**EXERCISE TASK**
Repeat each line word for word.

**SUPPLIED INFORMATION**
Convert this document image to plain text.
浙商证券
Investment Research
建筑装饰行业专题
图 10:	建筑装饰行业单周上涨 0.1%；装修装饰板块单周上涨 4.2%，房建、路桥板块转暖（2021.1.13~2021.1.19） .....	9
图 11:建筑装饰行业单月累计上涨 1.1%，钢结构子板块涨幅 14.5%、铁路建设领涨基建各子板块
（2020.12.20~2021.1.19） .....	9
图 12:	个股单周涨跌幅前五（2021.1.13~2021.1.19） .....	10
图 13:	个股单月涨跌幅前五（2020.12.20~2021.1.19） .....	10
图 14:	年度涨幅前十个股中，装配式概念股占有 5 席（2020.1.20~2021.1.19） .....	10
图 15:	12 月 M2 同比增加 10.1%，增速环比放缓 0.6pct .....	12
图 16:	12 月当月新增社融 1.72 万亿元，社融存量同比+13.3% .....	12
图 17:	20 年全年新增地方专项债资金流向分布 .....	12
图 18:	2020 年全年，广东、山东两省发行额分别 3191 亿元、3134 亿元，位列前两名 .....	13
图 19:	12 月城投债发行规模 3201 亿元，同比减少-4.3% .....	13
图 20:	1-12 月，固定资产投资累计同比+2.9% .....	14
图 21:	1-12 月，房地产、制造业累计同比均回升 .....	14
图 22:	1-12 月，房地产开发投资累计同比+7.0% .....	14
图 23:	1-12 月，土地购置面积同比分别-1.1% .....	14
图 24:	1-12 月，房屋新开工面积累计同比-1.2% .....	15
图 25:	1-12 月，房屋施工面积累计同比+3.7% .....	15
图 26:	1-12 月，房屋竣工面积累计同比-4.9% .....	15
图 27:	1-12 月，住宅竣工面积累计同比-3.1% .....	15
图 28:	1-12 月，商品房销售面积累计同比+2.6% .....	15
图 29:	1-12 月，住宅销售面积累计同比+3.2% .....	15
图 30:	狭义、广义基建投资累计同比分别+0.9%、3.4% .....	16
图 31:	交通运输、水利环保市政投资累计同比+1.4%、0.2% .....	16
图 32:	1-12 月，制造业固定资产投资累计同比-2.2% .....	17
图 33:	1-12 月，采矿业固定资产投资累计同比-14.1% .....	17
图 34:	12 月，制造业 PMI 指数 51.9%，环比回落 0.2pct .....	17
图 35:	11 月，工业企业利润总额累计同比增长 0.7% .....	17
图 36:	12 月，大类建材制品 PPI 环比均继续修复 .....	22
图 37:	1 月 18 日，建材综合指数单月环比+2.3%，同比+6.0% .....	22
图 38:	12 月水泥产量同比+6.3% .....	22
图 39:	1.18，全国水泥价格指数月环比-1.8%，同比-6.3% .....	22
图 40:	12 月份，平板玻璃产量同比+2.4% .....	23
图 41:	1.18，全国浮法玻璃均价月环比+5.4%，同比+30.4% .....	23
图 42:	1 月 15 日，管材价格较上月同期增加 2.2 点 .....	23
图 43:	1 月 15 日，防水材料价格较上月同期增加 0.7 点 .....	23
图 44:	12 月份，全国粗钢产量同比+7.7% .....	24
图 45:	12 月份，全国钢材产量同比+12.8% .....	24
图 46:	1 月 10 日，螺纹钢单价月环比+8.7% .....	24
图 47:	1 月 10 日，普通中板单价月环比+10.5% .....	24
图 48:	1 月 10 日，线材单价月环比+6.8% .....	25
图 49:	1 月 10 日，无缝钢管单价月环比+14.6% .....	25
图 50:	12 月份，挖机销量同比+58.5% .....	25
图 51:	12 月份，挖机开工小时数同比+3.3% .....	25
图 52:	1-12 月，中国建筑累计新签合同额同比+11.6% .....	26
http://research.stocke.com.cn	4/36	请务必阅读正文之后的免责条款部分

**THE RESPONSE**
Convert this document image to plain text.
浙商证券
Investment Research
建筑装饰行业专题
图 10:	建筑装饰行业单周上涨 0.1%；装修装饰板块单周上涨 4.2%，房建、路桥板块转暖（2021.1.13~2021.1.19） .....	9
图 11:建筑装饰行业单月累计上涨 1.1%，钢结构子板块涨幅 14.5%、铁路建设领涨基建各子板块
（2020.12.20~2021.1.19） .....	9
图 12:	个股单周涨跌幅前五（2021.1.13~2021.1.19） .....	10
图 13:	个股单月涨跌幅前五（2020.12.20~2021.1.19） .....	10
图 14:	年度涨幅前十个股中，装配式概念股占有 5 席（2020.1.20~2021.1.19） .....	10
图 15:	12 月 M2 同比增加 10.1%，增速环比放缓 0.6pct .....	12
图 16:	12 月当月新增社融 1.72 万亿元，社融存量同比+13.3% .....	12
图 17:	20 年全年新增地方专项债资金流向分布 .....	12
图 18:	2020 年全年，广东、山东两省发行额分别 3191 亿元、3134 亿元，位列前两名 .....	13
图 19:	12 月城投债发行规模 3201 亿元，同比减少-4.3% .....	13
图 20:	1-12 月，固定资产投资累计同比+2.9% .....	14
图 21:	1-12 月，房地产、制造业累计同比均回升 .....	14
图 22:	1-12 月，房地产开发投资累计同比+7.0% .....	14
图 23:	1-12 月，土地购置面积同比分别-1.1% .....	14
图 24:	1-12 月，房屋新开工面积累计同比-1.2% .....	15
图 25:	1-12 月，房屋施工面积累计同比+3.7% .....	15
图 26:	1-12 月，房屋竣工面积累计同比-4.9% .....	15
图 27:	1-12 月，住宅竣工面积累计同比-3.1% .....	15
图 28:	1-12 月，商品房销售面积累计同比+2.6% .....	15
图 29:	1-12 月，住宅销售面积累计同比+3.2% .....	15
图 30:	狭义、广义基建投资累计同比分别+0.9%、3.4% .....	16
图 31:	交通运输、水利环保市政投资累计同比+1.4%、0.2% .....	16
图 32:	1-12 月，制造业固定资产投资累计同比-2.2% .....	17
图 33:	1-12 月，采矿业固定资产投资累计同比-14.1% .....	17
图 34:	12 月，制造业 PMI 指数 51.9%，环比回落 0.2pct .....	17
图 35:	11 月，工业企业利润总额累计同比增长 0.7% .....	17
图 36:	12 月，大类建材制品 PPI 环比均继续修复 .....	22
图 37:	1 月 18 日，建材综合指数单月环比+2.3%，同比+6.0% .....	22
图 38:	12 月水泥产量同比+6.3% .....	22
图 39:	1.18，全国水泥价格指数月环比-1.8%，同比-6.3% .....	22
图 40:	12 月份，平板玻璃产量同比+2.4% .....	23
图 41:	1.18，全国浮法玻璃均价月环比+5.4%，同比+30.4% .....	23
图 42:	1 月 15 日，管材价格较上月同期增加 2.2 点 .....	23
图 43:	1 月 15 日，防水材料价格较上月同期增加 0.7 点 .....	23
图 44:	12 月份，全国粗钢产量同比+7.7% .....	24
图 45:	12 月份，全国钢材产量同比+12.8% .....	24
图 46:	1 月 10 日，螺纹钢单价月环比+8.7% .....	24
图 47:	1 月 10 日，普通中板单价月环比+10.5% .....	24
图 48:	1 月 10 日，线材单价月环比+6.8% .....	25
图 49:	1 月 10 日，无缝钢管单价月环比+14.6% .....	25
图 50:	12 月份，挖机销量同比+58.5% .....	25
图 51:	12 月份，挖机开工小时数同比+3.3% .....	25
图 52:	1-12 月，中国建筑累计新签合同额同比+11.6% .....	26
http://research.stocke.com.cn	4/36	请务必阅读正文之后的免责条款部分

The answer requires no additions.